◆ **Required task**: Copy out every record below, word for word.

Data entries
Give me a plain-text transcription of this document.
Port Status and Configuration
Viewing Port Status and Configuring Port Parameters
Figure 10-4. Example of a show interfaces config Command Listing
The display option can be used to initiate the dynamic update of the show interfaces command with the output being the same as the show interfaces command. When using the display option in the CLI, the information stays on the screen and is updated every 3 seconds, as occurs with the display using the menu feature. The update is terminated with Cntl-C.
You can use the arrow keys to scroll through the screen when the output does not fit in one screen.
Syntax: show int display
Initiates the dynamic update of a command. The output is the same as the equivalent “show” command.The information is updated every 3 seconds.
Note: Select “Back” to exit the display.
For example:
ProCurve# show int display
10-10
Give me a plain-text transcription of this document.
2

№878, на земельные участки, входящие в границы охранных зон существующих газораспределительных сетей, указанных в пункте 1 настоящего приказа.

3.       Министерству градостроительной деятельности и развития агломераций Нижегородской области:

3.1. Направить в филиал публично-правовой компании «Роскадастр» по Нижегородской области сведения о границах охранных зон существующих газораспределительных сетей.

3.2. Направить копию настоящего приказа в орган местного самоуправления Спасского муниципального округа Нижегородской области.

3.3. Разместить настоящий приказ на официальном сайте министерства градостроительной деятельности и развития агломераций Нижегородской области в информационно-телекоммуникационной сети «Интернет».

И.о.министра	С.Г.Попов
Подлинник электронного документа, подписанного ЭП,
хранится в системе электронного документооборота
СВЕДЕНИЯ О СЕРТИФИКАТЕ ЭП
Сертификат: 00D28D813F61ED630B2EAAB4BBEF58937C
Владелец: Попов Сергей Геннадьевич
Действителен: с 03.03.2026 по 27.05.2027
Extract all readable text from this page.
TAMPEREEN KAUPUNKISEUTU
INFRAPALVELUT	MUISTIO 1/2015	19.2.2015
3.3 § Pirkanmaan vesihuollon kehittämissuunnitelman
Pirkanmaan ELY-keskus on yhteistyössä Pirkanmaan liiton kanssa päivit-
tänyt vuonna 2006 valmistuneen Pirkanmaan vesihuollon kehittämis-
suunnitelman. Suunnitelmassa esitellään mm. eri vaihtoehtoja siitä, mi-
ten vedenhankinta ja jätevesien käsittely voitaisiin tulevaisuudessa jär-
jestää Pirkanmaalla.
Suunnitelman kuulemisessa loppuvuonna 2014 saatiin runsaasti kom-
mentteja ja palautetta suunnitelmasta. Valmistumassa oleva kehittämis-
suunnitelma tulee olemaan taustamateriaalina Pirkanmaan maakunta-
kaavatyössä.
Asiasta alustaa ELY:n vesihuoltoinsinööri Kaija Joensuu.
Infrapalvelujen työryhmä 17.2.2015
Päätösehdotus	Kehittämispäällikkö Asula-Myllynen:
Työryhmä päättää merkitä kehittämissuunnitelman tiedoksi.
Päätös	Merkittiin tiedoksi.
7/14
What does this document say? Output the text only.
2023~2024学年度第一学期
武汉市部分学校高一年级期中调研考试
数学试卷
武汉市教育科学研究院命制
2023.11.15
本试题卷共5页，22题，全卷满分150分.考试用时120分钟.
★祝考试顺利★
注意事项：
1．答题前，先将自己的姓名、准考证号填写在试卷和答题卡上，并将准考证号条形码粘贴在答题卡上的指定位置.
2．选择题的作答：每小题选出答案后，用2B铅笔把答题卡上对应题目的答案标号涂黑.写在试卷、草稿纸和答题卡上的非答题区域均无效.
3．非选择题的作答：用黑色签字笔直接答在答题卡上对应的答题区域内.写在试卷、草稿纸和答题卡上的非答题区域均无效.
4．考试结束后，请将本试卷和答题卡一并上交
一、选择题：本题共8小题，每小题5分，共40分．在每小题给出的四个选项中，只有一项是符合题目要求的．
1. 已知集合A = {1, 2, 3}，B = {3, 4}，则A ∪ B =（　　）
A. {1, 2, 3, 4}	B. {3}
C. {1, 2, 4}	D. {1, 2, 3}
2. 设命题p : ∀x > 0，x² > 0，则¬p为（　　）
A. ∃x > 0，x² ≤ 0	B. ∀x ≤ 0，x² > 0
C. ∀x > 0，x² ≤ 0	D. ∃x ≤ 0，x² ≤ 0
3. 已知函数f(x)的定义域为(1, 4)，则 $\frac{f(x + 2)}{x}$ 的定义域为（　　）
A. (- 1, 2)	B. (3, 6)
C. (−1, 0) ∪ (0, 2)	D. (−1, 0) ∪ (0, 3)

◆ **The response**:
Give me a plain-text transcription of this document.
Port Status and Configuration
Viewing Port Status and Configuring Port Parameters
Figure 10-4. Example of a show interfaces config Command Listing
The display option can be used to initiate the dynamic update of the show interfaces command with the output being the same as the show interfaces command. When using the display option in the CLI, the information stays on the screen and is updated every 3 seconds, as occurs with the display using the menu feature. The update is terminated with Cntl-C.
You can use the arrow keys to scroll through the screen when the output does not fit in one screen.
Syntax: show int display
Initiates the dynamic update of a command. The output is the same as the equivalent “show” command.The information is updated every 3 seconds.
Note: Select “Back” to exit the display.
For example:
ProCurve# show int display
10-10
Give me a plain-text transcription of this document.
2

№878, на земельные участки, входящие в границы охранных зон существующих газораспределительных сетей, указанных в пункте 1 настоящего приказа.

3.       Министерству градостроительной деятельности и развития агломераций Нижегородской области:

3.1. Направить в филиал публично-правовой компании «Роскадастр» по Нижегородской области сведения о границах охранных зон существующих газораспределительных сетей.

3.2. Направить копию настоящего приказа в орган местного самоуправления Спасского муниципального округа Нижегородской области.

3.3. Разместить настоящий приказ на официальном сайте министерства градостроительной деятельности и развития агломераций Нижегородской области в информационно-телекоммуникационной сети «Интернет».

И.о.министра	С.Г.Попов
Подлинник электронного документа, подписанного ЭП,
хранится в системе электронного документооборота
СВЕДЕНИЯ О СЕРТИФИКАТЕ ЭП
Сертификат: 00D28D813F61ED630B2EAAB4BBEF58937C
Владелец: Попов Сергей Геннадьевич
Действителен: с 03.03.2026 по 27.05.2027
Extract all readable text from this page.
TAMPEREEN KAUPUNKISEUTU
INFRAPALVELUT	MUISTIO 1/2015	19.2.2015
3.3 § Pirkanmaan vesihuollon kehittämissuunnitelman
Pirkanmaan ELY-keskus on yhteistyössä Pirkanmaan liiton kanssa päivit-
tänyt vuonna 2006 valmistuneen Pirkanmaan vesihuollon kehittämis-
suunnitelman. Suunnitelmassa esitellään mm. eri vaihtoehtoja siitä, mi-
ten vedenhankinta ja jätevesien käsittely voitaisiin tulevaisuudessa jär-
jestää Pirkanmaalla.
Suunnitelman kuulemisessa loppuvuonna 2014 saatiin runsaasti kom-
mentteja ja palautetta suunnitelmasta. Valmistumassa oleva kehittämis-
suunnitelma tulee olemaan taustamateriaalina Pirkanmaan maakunta-
kaavatyössä.
Asiasta alustaa ELY:n vesihuoltoinsinööri Kaija Joensuu.
Infrapalvelujen työryhmä 17.2.2015
Päätösehdotus	Kehittämispäällikkö Asula-Myllynen:
Työryhmä päättää merkitä kehittämissuunnitelman tiedoksi.
Päätös	Merkittiin tiedoksi.
7/14
What does this document say? Output the text only.
2023~2024学年度第一学期
武汉市部分学校高一年级期中调研考试
数学试卷
武汉市教育科学研究院命制
2023.11.15
本试题卷共5页，22题，全卷满分150分.考试用时120分钟.
★祝考试顺利★
注意事项：
1．答题前，先将自己的姓名、准考证号填写在试卷和答题卡上，并将准考证号条形码粘贴在答题卡上的指定位置.
2．选择题的作答：每小题选出答案后，用2B铅笔把答题卡上对应题目的答案标号涂黑.写在试卷、草稿纸和答题卡上的非答题区域均无效.
3．非选择题的作答：用黑色签字笔直接答在答题卡上对应的答题区域内.写在试卷、草稿纸和答题卡上的非答题区域均无效.
4．考试结束后，请将本试卷和答题卡一并上交
一、选择题：本题共8小题，每小题5分，共40分．在每小题给出的四个选项中，只有一项是符合题目要求的．
1. 已知集合A = {1, 2, 3}，B = {3, 4}，则A ∪ B =（　　）
A. {1, 2, 3, 4}	B. {3}
C. {1, 2, 4}	D. {1, 2, 3}
2. 设命题p : ∀x > 0，x² > 0，则¬p为（　　）
A. ∃x > 0，x² ≤ 0	B. ∀x ≤ 0，x² > 0
C. ∀x > 0，x² ≤ 0	D. ∃x ≤ 0，x² ≤ 0
3. 已知函数f(x)的定义域为(1, 4)，则 $\frac{f(x + 2)}{x}$ 的定义域为（　　）
A. (- 1, 2)	B. (3, 6)
C. (−1, 0) ∪ (0, 2)	D. (−1, 0) ∪ (0, 3)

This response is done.